- [WHAT TO WORK ON] Can you reproduce the records from the first line up to and including the line with "highlight <box>562 165 574 175</box>", substituting "switch-entry" for "switch-item" and leaving everything else untouched?

[INPUT MATERIAL start]

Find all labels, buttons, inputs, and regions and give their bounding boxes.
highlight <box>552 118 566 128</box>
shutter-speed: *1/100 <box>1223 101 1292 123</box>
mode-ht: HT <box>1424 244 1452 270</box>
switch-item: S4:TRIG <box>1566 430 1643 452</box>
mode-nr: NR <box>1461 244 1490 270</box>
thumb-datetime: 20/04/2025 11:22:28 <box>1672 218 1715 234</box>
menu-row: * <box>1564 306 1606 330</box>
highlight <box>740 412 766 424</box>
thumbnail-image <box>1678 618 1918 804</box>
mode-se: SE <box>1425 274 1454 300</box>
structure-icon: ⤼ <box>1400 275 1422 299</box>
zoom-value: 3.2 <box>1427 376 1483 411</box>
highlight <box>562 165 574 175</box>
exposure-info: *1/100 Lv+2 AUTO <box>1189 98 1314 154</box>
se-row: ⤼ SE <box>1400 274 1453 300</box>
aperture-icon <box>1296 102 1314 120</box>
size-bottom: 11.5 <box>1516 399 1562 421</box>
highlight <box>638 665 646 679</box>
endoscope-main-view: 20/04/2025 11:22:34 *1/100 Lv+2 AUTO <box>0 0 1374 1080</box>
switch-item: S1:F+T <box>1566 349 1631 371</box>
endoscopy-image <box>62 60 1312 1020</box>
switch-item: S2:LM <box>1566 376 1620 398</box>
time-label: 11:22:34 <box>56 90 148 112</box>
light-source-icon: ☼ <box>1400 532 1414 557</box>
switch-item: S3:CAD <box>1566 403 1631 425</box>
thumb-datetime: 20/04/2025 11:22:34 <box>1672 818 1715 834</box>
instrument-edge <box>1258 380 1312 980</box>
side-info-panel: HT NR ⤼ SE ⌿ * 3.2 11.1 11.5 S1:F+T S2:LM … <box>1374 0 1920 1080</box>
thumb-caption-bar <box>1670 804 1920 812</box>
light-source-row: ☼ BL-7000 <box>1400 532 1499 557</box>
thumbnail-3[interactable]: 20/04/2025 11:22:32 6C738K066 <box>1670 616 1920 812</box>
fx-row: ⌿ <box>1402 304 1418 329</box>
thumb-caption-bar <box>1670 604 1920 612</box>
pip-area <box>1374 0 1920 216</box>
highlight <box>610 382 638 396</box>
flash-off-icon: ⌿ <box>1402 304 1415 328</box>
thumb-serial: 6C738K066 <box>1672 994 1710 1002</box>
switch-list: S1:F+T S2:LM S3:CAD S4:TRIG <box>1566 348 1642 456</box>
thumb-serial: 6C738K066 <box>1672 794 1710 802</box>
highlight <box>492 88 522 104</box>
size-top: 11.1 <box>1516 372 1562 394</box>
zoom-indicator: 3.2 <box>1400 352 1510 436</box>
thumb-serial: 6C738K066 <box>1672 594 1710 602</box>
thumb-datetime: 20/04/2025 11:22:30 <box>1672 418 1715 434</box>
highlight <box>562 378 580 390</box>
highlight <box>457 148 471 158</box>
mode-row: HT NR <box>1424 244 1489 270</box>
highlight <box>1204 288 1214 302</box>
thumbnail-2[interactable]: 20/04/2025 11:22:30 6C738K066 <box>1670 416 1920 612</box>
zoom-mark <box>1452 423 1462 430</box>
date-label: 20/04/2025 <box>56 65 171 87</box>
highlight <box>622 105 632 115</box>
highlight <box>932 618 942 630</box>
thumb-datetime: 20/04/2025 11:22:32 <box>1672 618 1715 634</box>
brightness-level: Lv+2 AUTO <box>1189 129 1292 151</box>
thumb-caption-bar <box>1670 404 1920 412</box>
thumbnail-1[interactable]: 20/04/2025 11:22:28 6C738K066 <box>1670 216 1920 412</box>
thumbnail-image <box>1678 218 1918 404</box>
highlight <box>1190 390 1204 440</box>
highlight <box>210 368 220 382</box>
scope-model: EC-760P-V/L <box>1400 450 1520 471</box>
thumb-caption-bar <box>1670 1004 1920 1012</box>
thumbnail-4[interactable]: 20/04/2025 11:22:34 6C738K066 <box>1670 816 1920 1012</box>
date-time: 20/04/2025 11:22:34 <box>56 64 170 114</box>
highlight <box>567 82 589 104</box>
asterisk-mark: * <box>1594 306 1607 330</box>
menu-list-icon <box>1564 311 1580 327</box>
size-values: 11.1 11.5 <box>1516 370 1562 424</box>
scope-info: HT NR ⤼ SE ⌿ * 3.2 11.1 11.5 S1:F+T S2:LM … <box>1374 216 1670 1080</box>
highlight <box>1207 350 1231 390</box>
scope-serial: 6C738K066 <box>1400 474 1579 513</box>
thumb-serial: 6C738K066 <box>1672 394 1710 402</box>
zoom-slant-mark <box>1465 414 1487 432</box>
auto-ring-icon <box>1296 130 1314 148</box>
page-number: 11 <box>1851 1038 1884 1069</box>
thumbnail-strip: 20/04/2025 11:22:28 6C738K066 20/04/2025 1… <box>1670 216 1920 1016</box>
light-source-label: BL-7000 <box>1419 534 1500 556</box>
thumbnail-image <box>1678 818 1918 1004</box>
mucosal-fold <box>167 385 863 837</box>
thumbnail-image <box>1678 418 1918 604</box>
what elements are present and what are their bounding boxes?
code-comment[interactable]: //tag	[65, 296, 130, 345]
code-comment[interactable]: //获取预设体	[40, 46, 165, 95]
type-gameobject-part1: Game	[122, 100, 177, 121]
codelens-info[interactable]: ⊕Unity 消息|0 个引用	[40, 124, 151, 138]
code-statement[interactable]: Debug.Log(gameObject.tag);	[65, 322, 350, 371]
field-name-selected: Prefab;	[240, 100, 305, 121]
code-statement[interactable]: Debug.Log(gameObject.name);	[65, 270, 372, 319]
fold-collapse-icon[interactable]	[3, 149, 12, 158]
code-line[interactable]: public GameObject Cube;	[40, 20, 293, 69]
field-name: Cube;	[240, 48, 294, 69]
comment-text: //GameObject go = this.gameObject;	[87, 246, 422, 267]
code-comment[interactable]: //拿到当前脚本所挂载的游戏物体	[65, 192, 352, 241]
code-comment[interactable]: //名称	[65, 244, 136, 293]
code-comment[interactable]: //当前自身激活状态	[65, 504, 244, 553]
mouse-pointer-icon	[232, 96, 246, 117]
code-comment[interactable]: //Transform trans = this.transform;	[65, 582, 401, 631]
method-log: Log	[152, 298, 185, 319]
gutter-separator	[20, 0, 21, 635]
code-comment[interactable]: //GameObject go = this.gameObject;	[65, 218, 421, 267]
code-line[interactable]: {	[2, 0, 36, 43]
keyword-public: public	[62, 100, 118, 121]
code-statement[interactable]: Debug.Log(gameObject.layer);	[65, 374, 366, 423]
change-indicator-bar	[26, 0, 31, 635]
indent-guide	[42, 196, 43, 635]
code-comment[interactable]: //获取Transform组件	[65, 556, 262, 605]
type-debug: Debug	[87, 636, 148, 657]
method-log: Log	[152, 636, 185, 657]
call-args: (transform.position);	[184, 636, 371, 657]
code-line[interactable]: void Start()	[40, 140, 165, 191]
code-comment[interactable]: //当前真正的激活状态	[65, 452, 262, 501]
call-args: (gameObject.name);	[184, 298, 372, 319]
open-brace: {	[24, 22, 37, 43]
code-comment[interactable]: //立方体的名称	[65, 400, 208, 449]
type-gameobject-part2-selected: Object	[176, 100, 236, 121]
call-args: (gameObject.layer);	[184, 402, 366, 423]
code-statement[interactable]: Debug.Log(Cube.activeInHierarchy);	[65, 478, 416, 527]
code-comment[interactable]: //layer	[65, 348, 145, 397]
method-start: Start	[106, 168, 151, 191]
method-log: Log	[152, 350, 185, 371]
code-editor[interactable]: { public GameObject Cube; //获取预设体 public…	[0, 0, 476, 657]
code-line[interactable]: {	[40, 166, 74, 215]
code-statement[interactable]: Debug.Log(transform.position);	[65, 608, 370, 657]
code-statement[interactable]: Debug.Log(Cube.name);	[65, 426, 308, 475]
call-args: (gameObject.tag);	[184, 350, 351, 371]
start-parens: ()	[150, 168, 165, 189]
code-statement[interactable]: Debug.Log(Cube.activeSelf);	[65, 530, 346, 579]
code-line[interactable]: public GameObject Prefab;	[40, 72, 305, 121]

[INPUT MATERIAL end]

- [OUTPUT OF THE EXERCISE]
Find all labels, buttons, inputs, and regions and give their bounding boxes.
highlight <box>552 118 566 128</box>
shutter-speed: *1/100 <box>1223 101 1292 123</box>
mode-ht: HT <box>1424 244 1452 270</box>
switch-entry: S4:TRIG <box>1566 430 1643 452</box>
mode-nr: NR <box>1461 244 1490 270</box>
thumb-datetime: 20/04/2025 11:22:28 <box>1672 218 1715 234</box>
menu-row: * <box>1564 306 1606 330</box>
highlight <box>740 412 766 424</box>
thumbnail-image <box>1678 618 1918 804</box>
mode-se: SE <box>1425 274 1454 300</box>
structure-icon: ⤼ <box>1400 275 1422 299</box>
zoom-value: 3.2 <box>1427 376 1483 411</box>
highlight <box>562 165 574 175</box>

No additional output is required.